**REQUIREMENT:**
Can you format every line of the listing below as a JSON array of strings, with one string per line and no blank lines?

--- BEGIN RECORDS FOR THE TASK ---

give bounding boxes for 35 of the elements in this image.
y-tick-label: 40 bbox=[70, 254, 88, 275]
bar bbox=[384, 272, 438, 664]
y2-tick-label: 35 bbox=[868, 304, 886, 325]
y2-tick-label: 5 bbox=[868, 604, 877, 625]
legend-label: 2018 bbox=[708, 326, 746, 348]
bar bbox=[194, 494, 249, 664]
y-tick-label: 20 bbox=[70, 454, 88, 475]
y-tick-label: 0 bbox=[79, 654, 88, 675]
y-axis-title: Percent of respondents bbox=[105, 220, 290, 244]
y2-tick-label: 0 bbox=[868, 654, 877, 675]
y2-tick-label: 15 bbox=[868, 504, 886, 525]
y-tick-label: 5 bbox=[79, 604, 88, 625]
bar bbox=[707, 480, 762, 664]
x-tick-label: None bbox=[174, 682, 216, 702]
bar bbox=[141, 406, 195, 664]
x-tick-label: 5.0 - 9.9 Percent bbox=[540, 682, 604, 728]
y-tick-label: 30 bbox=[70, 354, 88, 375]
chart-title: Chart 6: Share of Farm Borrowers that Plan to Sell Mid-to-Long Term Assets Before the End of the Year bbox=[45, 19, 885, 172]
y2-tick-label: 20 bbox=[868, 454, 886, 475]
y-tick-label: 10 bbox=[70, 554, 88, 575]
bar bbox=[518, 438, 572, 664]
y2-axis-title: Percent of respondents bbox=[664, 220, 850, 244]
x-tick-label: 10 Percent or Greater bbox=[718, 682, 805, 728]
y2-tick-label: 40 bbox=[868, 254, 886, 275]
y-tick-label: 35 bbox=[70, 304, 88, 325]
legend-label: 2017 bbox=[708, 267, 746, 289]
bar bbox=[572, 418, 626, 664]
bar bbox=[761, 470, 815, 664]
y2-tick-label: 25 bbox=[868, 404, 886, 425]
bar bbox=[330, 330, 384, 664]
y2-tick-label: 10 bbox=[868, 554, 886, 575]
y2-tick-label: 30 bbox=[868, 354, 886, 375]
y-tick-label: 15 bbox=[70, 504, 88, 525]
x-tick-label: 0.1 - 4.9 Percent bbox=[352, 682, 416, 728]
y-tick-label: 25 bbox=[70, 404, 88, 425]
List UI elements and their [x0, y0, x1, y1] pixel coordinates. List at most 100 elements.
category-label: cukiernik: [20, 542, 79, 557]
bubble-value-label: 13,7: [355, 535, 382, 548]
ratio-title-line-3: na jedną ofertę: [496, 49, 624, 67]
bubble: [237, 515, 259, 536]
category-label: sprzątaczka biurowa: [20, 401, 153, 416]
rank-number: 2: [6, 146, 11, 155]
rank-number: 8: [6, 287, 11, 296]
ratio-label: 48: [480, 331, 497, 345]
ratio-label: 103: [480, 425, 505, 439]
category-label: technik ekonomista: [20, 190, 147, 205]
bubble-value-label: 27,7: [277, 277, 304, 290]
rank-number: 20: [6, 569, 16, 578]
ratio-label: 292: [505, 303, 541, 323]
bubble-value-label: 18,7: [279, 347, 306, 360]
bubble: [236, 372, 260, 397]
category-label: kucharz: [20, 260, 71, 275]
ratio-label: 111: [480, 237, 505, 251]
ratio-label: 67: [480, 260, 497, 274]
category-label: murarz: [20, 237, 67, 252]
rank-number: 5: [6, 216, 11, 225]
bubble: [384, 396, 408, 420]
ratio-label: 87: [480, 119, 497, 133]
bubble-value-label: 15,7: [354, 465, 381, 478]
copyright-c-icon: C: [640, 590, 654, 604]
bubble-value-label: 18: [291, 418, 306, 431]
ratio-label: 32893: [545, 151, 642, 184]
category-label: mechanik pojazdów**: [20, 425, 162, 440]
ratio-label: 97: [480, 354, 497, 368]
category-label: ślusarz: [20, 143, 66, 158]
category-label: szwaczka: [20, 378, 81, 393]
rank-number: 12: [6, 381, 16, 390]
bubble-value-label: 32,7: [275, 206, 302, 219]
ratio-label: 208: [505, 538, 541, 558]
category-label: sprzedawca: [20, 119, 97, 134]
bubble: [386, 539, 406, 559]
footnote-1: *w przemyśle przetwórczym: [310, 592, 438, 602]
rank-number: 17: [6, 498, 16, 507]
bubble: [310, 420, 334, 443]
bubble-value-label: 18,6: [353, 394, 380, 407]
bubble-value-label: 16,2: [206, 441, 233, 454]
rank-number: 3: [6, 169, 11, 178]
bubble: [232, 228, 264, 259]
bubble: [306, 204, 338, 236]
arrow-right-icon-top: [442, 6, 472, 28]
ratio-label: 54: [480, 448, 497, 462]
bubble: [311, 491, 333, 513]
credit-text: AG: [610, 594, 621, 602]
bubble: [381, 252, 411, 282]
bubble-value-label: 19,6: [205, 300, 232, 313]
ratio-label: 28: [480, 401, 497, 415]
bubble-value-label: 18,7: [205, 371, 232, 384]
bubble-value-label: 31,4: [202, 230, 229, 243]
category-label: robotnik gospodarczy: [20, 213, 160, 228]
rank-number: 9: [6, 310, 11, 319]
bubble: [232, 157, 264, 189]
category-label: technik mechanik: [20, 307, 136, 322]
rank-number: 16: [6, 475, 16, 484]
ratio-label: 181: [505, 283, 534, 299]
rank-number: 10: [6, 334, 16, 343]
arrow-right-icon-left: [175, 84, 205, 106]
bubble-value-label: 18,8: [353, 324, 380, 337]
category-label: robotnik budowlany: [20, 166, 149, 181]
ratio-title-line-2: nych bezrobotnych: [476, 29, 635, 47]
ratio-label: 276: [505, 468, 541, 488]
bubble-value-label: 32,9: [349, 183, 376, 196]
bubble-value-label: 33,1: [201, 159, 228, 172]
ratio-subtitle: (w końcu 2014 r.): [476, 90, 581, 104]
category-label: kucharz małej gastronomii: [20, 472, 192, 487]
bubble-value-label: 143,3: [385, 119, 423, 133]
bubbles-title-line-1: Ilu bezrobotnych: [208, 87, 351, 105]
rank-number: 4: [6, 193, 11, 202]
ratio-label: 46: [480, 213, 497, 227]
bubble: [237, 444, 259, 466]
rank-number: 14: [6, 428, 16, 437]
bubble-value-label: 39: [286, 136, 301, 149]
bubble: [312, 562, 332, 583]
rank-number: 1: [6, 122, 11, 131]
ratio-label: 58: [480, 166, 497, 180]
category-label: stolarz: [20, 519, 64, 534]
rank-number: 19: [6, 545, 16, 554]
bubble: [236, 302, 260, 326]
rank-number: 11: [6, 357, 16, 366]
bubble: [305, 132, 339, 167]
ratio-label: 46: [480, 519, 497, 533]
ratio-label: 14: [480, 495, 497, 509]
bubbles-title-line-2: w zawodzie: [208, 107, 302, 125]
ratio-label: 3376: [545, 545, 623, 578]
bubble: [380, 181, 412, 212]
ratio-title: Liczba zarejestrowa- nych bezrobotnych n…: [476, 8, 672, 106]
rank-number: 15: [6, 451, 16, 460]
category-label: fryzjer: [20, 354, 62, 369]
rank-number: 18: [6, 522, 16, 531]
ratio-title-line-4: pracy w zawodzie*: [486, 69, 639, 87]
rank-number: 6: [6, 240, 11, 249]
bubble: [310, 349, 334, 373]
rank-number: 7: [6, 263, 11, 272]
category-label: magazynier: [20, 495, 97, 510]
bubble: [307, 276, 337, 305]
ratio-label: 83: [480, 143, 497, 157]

--- END RECORDS FOR THE TASK ---

**THE REPLY:**
[
  "give bounding boxes for 35 of the elements in this image.",
  "y-tick-label: 40 bbox=[70, 254, 88, 275]",
  "bar bbox=[384, 272, 438, 664]",
  "y2-tick-label: 35 bbox=[868, 304, 886, 325]",
  "y2-tick-label: 5 bbox=[868, 604, 877, 625]",
  "legend-label: 2018 bbox=[708, 326, 746, 348]",
  "bar bbox=[194, 494, 249, 664]",
  "y-tick-label: 20 bbox=[70, 454, 88, 475]",
  "y-tick-label: 0 bbox=[79, 654, 88, 675]",
  "y-axis-title: Percent of respondents bbox=[105, 220, 290, 244]",
  "y2-tick-label: 0 bbox=[868, 654, 877, 675]",
  "y2-tick-label: 15 bbox=[868, 504, 886, 525]",
  "y-tick-label: 5 bbox=[79, 604, 88, 625]",
  "bar bbox=[707, 480, 762, 664]",
  "x-tick-label: None bbox=[174, 682, 216, 702]",
  "bar bbox=[141, 406, 195, 664]",
  "x-tick-label: 5.0 - 9.9 Percent bbox=[540, 682, 604, 728]",
  "y-tick-label: 30 bbox=[70, 354, 88, 375]",
  "chart-title: Chart 6: Share of Farm Borrowers that Plan to Sell Mid-to-Long Term Assets Before the End of the Year bbox=[45, 19, 885, 172]",
  "y2-tick-label: 20 bbox=[868, 454, 886, 475]",
  "y-tick-label: 10 bbox=[70, 554, 88, 575]",
  "bar bbox=[518, 438, 572, 664]",
  "y2-axis-title: Percent of respondents bbox=[664, 220, 850, 244]",
  "x-tick-label: 10 Percent or Greater bbox=[718, 682, 805, 728]",
  "y2-tick-label: 40 bbox=[868, 254, 886, 275]",
  "y-tick-label: 35 bbox=[70, 304, 88, 325]",
  "legend-label: 2017 bbox=[708, 267, 746, 289]",
  "bar bbox=[572, 418, 626, 664]",
  "bar bbox=[761, 470, 815, 664]",
  "y2-tick-label: 25 bbox=[868, 404, 886, 425]",
  "bar bbox=[330, 330, 384, 664]",
  "y2-tick-label: 10 bbox=[868, 554, 886, 575]",
  "y2-tick-label: 30 bbox=[868, 354, 886, 375]",
  "y-tick-label: 15 bbox=[70, 504, 88, 525]",
  "x-tick-label: 0.1 - 4.9 Percent bbox=[352, 682, 416, 728]",
  "y-tick-label: 25 bbox=[70, 404, 88, 425]",
  "List UI elements and their [x0, y0, x1, y1] pixel coordinates. List at most 100 elements.",
  "category-label: cukiernik: [20, 542, 79, 557]",
  "bubble-value-label: 13,7: [355, 535, 382, 548]",
  "ratio-title-line-3: na jedną ofertę: [496, 49, 624, 67]",
  "bubble: [237, 515, 259, 536]",
  "category-label: sprzątaczka biurowa: [20, 401, 153, 416]",
  "rank-number: 2: [6, 146, 11, 155]",
  "rank-number: 8: [6, 287, 11, 296]",
  "ratio-label: 48: [480, 331, 497, 345]",
  "ratio-label: 103: [480, 425, 505, 439]",
  "category-label: technik ekonomista: [20, 190, 147, 205]",
  "bubble-value-label: 27,7: [277, 277, 304, 290]",
  "rank-number: 20: [6, 569, 16, 578]",
  "ratio-label: 292: [505, 303, 541, 323]",
  "bubble-value-label: 18,7: [279, 347, 306, 360]",
  "bubble: [236, 372, 260, 397]",
  "category-label: kucharz: [20, 260, 71, 275]",
  "ratio-label: 111: [480, 237, 505, 251]",
  "ratio-label: 67: [480, 260, 497, 274]",
  "category-label: murarz: [20, 237, 67, 252]",
  "rank-number: 5: [6, 216, 11, 225]",
  "bubble: [384, 396, 408, 420]",
  "ratio-label: 87: [480, 119, 497, 133]",
  "bubble-value-label: 15,7: [354, 465, 381, 478]",
  "copyright-c-icon: C: [640, 590, 654, 604]",
  "bubble-value-label: 18: [291, 418, 306, 431]",
  "ratio-label: 32893: [545, 151, 642, 184]",
  "category-label: mechanik pojazdów**: [20, 425, 162, 440]",
  "ratio-label: 97: [480, 354, 497, 368]",
  "category-label: ślusarz: [20, 143, 66, 158]",
  "category-label: szwaczka: [20, 378, 81, 393]",
  "rank-number: 12: [6, 381, 16, 390]",
  "bubble-value-label: 32,7: [275, 206, 302, 219]",
  "ratio-label: 208: [505, 538, 541, 558]",
  "category-label: sprzedawca: [20, 119, 97, 134]",
  "bubble: [386, 539, 406, 559]",
  "footnote-1: *w przemyśle przetwórczym: [310, 592, 438, 602]",
  "rank-number: 17: [6, 498, 16, 507]",
  "bubble: [310, 420, 334, 443]",
  "bubble-value-label: 18,6: [353, 394, 380, 407]",
  "bubble-value-label: 16,2: [206, 441, 233, 454]",
  "rank-number: 3: [6, 169, 11, 178]",
  "bubble: [232, 228, 264, 259]",
  "bubble: [306, 204, 338, 236]",
  "arrow-right-icon-top: [442, 6, 472, 28]",
  "ratio-label: 54: [480, 448, 497, 462]",
  "bubble: [311, 491, 333, 513]",
  "credit-text: AG: [610, 594, 621, 602]",
  "bubble: [381, 252, 411, 282]",
  "bubble-value-label: 19,6: [205, 300, 232, 313]",
  "ratio-label: 28: [480, 401, 497, 415]",
  "bubble-value-label: 18,7: [205, 371, 232, 384]",
  "bubble-value-label: 31,4: [202, 230, 229, 243]",
  "category-label: robotnik gospodarczy: [20, 213, 160, 228]",
  "rank-number: 9: [6, 310, 11, 319]",
  "bubble: [232, 157, 264, 189]",
  "category-label: technik mechanik: [20, 307, 136, 322]",
  "rank-number: 16: [6, 475, 16, 484]",
  "ratio-label: 181: [505, 283, 534, 299]",
  "rank-number: 10: [6, 334, 16, 343]",
  "arrow-right-icon-left: [175, 84, 205, 106]",
  "bubble-value-label: 18,8: [353, 324, 380, 337]",
  "category-label: robotnik budowlany: [20, 166, 149, 181]",
  "ratio-title-line-2: nych bezrobotnych: [476, 29, 635, 47]",
  "ratio-label: 276: [505, 468, 541, 488]",
  "bubble-value-label: 32,9: [349, 183, 376, 196]",
  "bubble-value-label: 33,1: [201, 159, 228, 172]",
  "ratio-subtitle: (w końcu 2014 r.): [476, 90, 581, 104]",
  "category-label: kucharz małej gastronomii: [20, 472, 192, 487]",
  "bubble-value-label: 143,3: [385, 119, 423, 133]",
  "bubbles-title-line-1: Ilu bezrobotnych: [208, 87, 351, 105]",
  "rank-number: 4: [6, 193, 11, 202]",
  "ratio-label: 46: [480, 213, 497, 227]",
  "bubble: [237, 444, 259, 466]",
  "rank-number: 14: [6, 428, 16, 437]",
  "bubble-value-label: 39: [286, 136, 301, 149]",
  "bubble: [312, 562, 332, 583]",
  "rank-number: 1: [6, 122, 11, 131]",
  "ratio-label: 58: [480, 166, 497, 180]",
  "category-label: stolarz: [20, 519, 64, 534]",
  "rank-number: 19: [6, 545, 16, 554]",
  "bubble: [236, 302, 260, 326]",
  "rank-number: 11: [6, 357, 16, 366]",
  "bubble: [305, 132, 339, 167]",
  "ratio-label: 46: [480, 519, 497, 533]",
  "ratio-label: 14: [480, 495, 497, 509]",
  "bubbles-title-line-2: w zawodzie: [208, 107, 302, 125]",
  "ratio-label: 3376: [545, 545, 623, 578]",
  "bubble: [380, 181, 412, 212]",
  "ratio-title: Liczba zarejestrowa- nych bezrobotnych n…: [476, 8, 672, 106]",
  "rank-number: 15: [6, 451, 16, 460]",
  "category-label: fryzjer: [20, 354, 62, 369]",
  "rank-number: 18: [6, 522, 16, 531]",
  "ratio-title-line-4: pracy w zawodzie*: [486, 69, 639, 87]",
  "rank-number: 6: [6, 240, 11, 249]",
  "bubble: [310, 349, 334, 373]",
  "rank-number: 7: [6, 263, 11, 272]",
  "category-label: magazynier: [20, 495, 97, 510]",
  "bubble: [307, 276, 337, 305]",
  "ratio-label: 83: [480, 143, 497, 157]"
]